Exercise requirements:
Locate each line containing the string "Other" and copy it out.

┄┄┄┄┄┄┄┄┄┄┄┄┄┄┄┄┄┄┄┄

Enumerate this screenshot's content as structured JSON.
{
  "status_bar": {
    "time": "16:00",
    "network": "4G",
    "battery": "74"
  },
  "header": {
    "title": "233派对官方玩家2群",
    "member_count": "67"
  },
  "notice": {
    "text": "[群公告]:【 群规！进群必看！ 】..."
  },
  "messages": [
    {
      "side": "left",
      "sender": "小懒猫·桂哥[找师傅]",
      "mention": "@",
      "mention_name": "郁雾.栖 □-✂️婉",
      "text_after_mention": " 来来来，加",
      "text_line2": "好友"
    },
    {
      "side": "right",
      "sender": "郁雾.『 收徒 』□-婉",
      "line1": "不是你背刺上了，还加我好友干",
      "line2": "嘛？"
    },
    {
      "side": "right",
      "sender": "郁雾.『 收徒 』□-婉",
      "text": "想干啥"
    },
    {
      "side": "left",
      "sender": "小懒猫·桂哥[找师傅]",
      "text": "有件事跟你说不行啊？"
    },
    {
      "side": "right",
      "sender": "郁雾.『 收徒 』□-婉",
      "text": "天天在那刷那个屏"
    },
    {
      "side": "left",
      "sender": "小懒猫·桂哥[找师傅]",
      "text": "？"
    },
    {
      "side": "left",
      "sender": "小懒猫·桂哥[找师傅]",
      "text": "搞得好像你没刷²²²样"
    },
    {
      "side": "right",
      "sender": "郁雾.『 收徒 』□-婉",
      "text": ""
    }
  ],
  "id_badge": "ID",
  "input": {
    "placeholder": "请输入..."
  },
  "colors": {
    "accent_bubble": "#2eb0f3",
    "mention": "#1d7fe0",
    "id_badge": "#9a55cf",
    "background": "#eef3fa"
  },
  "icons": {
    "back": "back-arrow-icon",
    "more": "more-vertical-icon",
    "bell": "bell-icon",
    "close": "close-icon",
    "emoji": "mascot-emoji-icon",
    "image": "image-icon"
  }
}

┄┄┄┄┄┄┄┄┄┄┄┄┄┄┄┄┄┄┄┄

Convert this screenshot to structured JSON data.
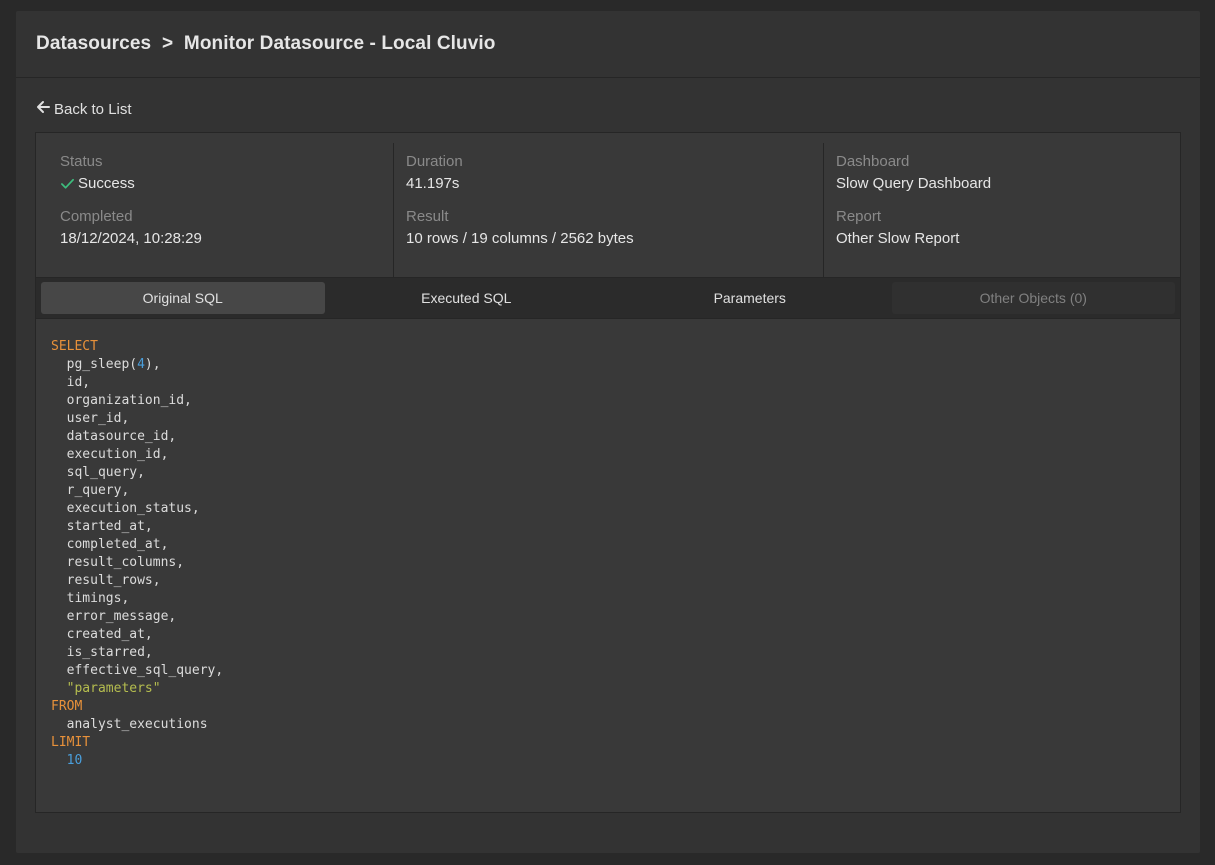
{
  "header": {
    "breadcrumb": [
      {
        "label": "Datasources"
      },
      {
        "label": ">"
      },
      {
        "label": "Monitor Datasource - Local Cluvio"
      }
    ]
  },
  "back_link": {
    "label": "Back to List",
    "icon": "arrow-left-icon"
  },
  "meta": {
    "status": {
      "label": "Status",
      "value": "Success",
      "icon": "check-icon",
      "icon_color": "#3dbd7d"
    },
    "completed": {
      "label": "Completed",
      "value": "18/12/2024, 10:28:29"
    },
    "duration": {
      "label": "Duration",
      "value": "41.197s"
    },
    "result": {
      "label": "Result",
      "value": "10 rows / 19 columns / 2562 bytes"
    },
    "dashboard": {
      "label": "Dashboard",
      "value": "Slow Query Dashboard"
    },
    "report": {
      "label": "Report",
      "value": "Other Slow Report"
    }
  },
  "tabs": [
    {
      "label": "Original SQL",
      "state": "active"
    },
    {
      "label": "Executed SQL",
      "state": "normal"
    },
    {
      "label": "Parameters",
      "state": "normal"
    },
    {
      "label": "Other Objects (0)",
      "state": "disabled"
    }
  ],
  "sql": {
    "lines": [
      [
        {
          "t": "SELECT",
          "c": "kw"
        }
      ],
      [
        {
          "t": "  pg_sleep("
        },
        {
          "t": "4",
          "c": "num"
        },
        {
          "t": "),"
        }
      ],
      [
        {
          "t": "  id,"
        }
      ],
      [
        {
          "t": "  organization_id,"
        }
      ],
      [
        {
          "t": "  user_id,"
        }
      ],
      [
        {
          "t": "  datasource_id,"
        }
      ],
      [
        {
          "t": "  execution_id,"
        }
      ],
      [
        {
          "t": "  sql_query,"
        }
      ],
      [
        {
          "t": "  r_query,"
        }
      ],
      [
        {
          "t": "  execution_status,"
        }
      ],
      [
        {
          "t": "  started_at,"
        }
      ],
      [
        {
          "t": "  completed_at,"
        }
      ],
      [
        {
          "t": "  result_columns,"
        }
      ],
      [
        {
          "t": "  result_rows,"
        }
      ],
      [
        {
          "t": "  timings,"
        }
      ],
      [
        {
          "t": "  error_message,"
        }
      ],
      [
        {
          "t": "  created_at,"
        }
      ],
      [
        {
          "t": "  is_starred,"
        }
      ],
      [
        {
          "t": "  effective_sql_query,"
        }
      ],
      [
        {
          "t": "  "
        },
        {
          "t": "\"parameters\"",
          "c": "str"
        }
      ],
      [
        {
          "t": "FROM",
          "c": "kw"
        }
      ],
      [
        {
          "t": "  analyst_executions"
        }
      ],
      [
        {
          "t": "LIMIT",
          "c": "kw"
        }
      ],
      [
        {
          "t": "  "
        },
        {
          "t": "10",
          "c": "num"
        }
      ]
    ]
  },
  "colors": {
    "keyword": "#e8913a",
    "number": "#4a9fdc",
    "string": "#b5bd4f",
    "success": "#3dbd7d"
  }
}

┄┄┄┄┄┄┄┄┄┄┄┄┄┄┄┄┄┄┄┄

The answer:
      "value": "Other Slow Report"
      "label": "Other Objects (0)",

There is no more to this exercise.